What the exercise asks
Line by line, retype the data exactly as it is given.

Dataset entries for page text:
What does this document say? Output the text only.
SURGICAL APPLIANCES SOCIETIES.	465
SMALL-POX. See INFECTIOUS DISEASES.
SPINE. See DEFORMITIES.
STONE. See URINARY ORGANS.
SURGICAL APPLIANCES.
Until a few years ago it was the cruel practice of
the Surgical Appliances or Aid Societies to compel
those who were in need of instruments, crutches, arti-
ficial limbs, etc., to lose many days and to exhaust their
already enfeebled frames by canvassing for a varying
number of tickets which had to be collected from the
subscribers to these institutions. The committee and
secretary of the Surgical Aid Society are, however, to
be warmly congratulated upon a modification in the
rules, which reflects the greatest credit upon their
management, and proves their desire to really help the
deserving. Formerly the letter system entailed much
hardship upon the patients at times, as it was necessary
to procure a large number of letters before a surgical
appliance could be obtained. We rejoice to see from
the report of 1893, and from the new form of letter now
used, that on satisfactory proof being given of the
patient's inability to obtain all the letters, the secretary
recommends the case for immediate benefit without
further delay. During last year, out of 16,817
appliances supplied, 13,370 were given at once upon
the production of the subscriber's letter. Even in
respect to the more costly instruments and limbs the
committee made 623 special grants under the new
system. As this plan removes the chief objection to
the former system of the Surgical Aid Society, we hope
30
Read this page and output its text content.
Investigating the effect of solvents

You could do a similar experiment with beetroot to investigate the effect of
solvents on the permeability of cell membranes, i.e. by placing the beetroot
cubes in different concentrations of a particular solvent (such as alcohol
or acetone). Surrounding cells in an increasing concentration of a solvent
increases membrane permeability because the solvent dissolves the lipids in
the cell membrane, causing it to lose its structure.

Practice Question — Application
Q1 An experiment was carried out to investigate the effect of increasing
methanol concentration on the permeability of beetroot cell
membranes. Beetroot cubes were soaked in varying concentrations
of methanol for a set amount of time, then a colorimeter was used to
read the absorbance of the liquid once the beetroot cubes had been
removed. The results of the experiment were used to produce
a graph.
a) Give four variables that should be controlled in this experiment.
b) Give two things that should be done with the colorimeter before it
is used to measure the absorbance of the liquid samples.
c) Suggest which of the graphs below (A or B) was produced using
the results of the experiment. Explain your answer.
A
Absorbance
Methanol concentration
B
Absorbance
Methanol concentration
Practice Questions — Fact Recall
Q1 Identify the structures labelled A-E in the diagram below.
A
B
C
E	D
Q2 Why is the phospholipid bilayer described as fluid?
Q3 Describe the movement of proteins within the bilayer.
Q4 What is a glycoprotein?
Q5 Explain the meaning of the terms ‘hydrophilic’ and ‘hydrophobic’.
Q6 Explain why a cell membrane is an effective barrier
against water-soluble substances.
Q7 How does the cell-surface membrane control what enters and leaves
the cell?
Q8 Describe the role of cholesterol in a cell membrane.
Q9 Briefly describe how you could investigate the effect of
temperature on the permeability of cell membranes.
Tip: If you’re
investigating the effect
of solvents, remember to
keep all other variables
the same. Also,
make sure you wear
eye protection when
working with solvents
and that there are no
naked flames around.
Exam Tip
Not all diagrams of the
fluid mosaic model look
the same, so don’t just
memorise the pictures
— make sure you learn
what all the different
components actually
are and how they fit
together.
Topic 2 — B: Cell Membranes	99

Reply to the task
What does this document say? Output the text only.
SURGICAL APPLIANCES SOCIETIES.	465
SMALL-POX. See INFECTIOUS DISEASES.
SPINE. See DEFORMITIES.
STONE. See URINARY ORGANS.
SURGICAL APPLIANCES.
Until a few years ago it was the cruel practice of
the Surgical Appliances or Aid Societies to compel
those who were in need of instruments, crutches, arti-
ficial limbs, etc., to lose many days and to exhaust their
already enfeebled frames by canvassing for a varying
number of tickets which had to be collected from the
subscribers to these institutions. The committee and
secretary of the Surgical Aid Society are, however, to
be warmly congratulated upon a modification in the
rules, which reflects the greatest credit upon their
management, and proves their desire to really help the
deserving. Formerly the letter system entailed much
hardship upon the patients at times, as it was necessary
to procure a large number of letters before a surgical
appliance could be obtained. We rejoice to see from
the report of 1893, and from the new form of letter now
used, that on satisfactory proof being given of the
patient's inability to obtain all the letters, the secretary
recommends the case for immediate benefit without
further delay. During last year, out of 16,817
appliances supplied, 13,370 were given at once upon
the production of the subscriber's letter. Even in
respect to the more costly instruments and limbs the
committee made 623 special grants under the new
system. As this plan removes the chief objection to
the former system of the Surgical Aid Society, we hope
30
Read this page and output its text content.
Investigating the effect of solvents

You could do a similar experiment with beetroot to investigate the effect of
solvents on the permeability of cell membranes, i.e. by placing the beetroot
cubes in different concentrations of a particular solvent (such as alcohol
or acetone). Surrounding cells in an increasing concentration of a solvent
increases membrane permeability because the solvent dissolves the lipids in
the cell membrane, causing it to lose its structure.

Practice Question — Application
Q1 An experiment was carried out to investigate the effect of increasing
methanol concentration on the permeability of beetroot cell
membranes. Beetroot cubes were soaked in varying concentrations
of methanol for a set amount of time, then a colorimeter was used to
read the absorbance of the liquid once the beetroot cubes had been
removed. The results of the experiment were used to produce
a graph.
a) Give four variables that should be controlled in this experiment.
b) Give two things that should be done with the colorimeter before it
is used to measure the absorbance of the liquid samples.
c) Suggest which of the graphs below (A or B) was produced using
the results of the experiment. Explain your answer.
A
Absorbance
Methanol concentration
B
Absorbance
Methanol concentration
Practice Questions — Fact Recall
Q1 Identify the structures labelled A-E in the diagram below.
A
B
C
E	D
Q2 Why is the phospholipid bilayer described as fluid?
Q3 Describe the movement of proteins within the bilayer.
Q4 What is a glycoprotein?
Q5 Explain the meaning of the terms ‘hydrophilic’ and ‘hydrophobic’.
Q6 Explain why a cell membrane is an effective barrier
against water-soluble substances.
Q7 How does the cell-surface membrane control what enters and leaves
the cell?
Q8 Describe the role of cholesterol in a cell membrane.
Q9 Briefly describe how you could investigate the effect of
temperature on the permeability of cell membranes.
Tip: If you’re
investigating the effect
of solvents, remember to
keep all other variables
the same. Also,
make sure you wear
eye protection when
working with solvents
and that there are no
naked flames around.
Exam Tip
Not all diagrams of the
fluid mosaic model look
the same, so don’t just
memorise the pictures
— make sure you learn
what all the different
components actually
are and how they fit
together.
Topic 2 — B: Cell Membranes	99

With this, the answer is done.